### [Exercise instructions]
In the entries that follow, find the word "name" and report each line it is on.

### [Rows]
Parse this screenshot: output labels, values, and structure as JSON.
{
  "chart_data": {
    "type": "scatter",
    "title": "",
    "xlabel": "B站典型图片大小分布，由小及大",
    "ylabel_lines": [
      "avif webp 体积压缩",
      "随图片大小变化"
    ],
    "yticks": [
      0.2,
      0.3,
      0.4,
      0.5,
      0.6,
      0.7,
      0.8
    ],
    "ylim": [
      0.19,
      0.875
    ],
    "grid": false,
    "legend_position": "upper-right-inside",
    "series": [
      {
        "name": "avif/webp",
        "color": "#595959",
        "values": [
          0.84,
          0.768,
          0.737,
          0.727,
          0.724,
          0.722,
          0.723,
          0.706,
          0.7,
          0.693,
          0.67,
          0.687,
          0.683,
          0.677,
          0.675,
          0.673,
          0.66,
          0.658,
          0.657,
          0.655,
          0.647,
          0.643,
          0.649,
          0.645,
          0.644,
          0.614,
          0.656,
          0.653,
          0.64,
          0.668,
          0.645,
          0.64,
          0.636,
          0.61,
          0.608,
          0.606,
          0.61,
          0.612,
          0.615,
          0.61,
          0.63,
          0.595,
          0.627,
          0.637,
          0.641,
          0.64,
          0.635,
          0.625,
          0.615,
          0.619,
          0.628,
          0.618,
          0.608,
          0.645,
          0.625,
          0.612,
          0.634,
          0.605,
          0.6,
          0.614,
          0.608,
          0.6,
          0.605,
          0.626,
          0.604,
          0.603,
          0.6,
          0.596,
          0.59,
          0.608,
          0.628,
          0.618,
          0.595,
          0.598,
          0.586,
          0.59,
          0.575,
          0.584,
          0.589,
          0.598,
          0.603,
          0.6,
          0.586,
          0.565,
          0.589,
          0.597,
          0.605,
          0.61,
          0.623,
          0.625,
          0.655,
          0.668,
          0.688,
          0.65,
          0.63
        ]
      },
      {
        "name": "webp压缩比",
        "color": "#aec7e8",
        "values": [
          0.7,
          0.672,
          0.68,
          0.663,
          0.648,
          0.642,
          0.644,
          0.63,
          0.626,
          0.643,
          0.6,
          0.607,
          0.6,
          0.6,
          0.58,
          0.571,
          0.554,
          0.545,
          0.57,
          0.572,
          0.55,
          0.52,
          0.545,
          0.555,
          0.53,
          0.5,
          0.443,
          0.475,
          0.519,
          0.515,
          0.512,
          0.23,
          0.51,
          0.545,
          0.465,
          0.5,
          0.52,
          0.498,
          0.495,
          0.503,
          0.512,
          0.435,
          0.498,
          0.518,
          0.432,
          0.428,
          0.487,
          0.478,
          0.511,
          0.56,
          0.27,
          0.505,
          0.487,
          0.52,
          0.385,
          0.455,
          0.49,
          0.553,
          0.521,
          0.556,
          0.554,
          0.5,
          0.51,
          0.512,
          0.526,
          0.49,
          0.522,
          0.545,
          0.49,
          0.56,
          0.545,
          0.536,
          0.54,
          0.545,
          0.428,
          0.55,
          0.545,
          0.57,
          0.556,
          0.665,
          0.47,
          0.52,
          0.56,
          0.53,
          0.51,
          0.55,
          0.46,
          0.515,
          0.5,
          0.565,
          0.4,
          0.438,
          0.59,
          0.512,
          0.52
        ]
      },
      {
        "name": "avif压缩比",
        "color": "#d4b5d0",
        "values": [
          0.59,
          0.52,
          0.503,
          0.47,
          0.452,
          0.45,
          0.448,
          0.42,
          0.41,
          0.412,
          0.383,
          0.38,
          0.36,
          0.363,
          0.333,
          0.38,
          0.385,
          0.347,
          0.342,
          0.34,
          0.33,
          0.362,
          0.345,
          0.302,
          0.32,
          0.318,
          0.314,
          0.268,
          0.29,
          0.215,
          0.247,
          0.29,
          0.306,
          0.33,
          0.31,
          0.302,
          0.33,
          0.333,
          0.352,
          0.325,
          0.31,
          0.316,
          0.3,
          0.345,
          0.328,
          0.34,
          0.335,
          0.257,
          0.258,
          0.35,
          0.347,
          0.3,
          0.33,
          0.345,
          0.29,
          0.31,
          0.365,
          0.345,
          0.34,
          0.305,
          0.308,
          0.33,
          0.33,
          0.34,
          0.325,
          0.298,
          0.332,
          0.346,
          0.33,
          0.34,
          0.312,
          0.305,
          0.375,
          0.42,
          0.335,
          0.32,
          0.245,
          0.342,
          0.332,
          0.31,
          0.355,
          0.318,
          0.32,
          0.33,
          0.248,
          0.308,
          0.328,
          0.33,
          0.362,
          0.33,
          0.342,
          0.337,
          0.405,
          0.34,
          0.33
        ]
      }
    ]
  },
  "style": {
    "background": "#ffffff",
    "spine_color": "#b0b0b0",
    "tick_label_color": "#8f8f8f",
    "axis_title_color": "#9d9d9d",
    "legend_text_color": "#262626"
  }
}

### [Reply]
        "name": "avif/webp",
        "name": "webp压缩比",
        "name": "avif压缩比",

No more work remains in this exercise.